Return the listing word for word, as given.

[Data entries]

○ ○ ○ ○

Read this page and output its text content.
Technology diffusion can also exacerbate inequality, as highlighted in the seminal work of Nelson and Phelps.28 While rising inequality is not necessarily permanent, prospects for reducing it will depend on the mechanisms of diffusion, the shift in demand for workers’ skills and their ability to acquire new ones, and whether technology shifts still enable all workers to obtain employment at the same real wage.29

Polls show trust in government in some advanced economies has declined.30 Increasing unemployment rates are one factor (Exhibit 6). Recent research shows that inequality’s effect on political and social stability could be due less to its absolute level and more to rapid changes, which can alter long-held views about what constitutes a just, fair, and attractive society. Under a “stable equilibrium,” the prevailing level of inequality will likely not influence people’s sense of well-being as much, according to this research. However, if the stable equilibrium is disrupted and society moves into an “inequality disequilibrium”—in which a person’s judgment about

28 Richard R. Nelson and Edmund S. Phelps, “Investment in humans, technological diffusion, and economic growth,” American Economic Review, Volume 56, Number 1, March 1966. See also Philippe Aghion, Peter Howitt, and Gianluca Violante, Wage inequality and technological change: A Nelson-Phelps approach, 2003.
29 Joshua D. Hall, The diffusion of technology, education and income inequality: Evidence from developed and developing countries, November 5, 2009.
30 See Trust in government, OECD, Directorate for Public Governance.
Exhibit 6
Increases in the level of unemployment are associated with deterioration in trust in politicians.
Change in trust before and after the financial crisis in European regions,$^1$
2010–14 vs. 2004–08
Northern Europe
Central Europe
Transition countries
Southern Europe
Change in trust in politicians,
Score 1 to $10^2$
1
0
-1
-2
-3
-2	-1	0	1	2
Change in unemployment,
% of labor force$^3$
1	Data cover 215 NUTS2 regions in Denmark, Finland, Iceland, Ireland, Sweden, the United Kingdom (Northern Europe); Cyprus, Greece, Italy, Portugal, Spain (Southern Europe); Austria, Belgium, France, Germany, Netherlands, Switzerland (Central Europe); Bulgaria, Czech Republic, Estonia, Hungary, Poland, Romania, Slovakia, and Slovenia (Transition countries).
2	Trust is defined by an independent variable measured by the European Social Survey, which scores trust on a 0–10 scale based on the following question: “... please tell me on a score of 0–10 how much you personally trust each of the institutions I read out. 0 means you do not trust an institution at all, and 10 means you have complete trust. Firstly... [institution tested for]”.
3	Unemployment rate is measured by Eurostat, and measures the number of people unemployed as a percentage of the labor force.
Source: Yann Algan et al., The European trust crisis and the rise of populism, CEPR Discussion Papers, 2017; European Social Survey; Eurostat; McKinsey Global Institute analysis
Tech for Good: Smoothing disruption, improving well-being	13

○ ○ ○ ○

▶ _Answer to the problem_:
Read this page and output its text content.
Technology diffusion can also exacerbate inequality, as highlighted in the seminal work of Nelson and Phelps.28 While rising inequality is not necessarily permanent, prospects for reducing it will depend on the mechanisms of diffusion, the shift in demand for workers’ skills and their ability to acquire new ones, and whether technology shifts still enable all workers to obtain employment at the same real wage.29

Polls show trust in government in some advanced economies has declined.30 Increasing unemployment rates are one factor (Exhibit 6). Recent research shows that inequality’s effect on political and social stability could be due less to its absolute level and more to rapid changes, which can alter long-held views about what constitutes a just, fair, and attractive society. Under a “stable equilibrium,” the prevailing level of inequality will likely not influence people’s sense of well-being as much, according to this research. However, if the stable equilibrium is disrupted and society moves into an “inequality disequilibrium”—in which a person’s judgment about

28 Richard R. Nelson and Edmund S. Phelps, “Investment in humans, technological diffusion, and economic growth,” American Economic Review, Volume 56, Number 1, March 1966. See also Philippe Aghion, Peter Howitt, and Gianluca Violante, Wage inequality and technological change: A Nelson-Phelps approach, 2003.
29 Joshua D. Hall, The diffusion of technology, education and income inequality: Evidence from developed and developing countries, November 5, 2009.
30 See Trust in government, OECD, Directorate for Public Governance.
Exhibit 6
Increases in the level of unemployment are associated with deterioration in trust in politicians.
Change in trust before and after the financial crisis in European regions,$^1$
2010–14 vs. 2004–08
Northern Europe
Central Europe
Transition countries
Southern Europe
Change in trust in politicians,
Score 1 to $10^2$
1
0
-1
-2
-3
-2	-1	0	1	2
Change in unemployment,
% of labor force$^3$
1	Data cover 215 NUTS2 regions in Denmark, Finland, Iceland, Ireland, Sweden, the United Kingdom (Northern Europe); Cyprus, Greece, Italy, Portugal, Spain (Southern Europe); Austria, Belgium, France, Germany, Netherlands, Switzerland (Central Europe); Bulgaria, Czech Republic, Estonia, Hungary, Poland, Romania, Slovakia, and Slovenia (Transition countries).
2	Trust is defined by an independent variable measured by the European Social Survey, which scores trust on a 0–10 scale based on the following question: “... please tell me on a score of 0–10 how much you personally trust each of the institutions I read out. 0 means you do not trust an institution at all, and 10 means you have complete trust. Firstly... [institution tested for]”.
3	Unemployment rate is measured by Eurostat, and measures the number of people unemployed as a percentage of the labor force.
Source: Yann Algan et al., The European trust crisis and the rise of populism, CEPR Discussion Papers, 2017; European Social Survey; Eurostat; McKinsey Global Institute analysis
Tech for Good: Smoothing disruption, improving well-being	13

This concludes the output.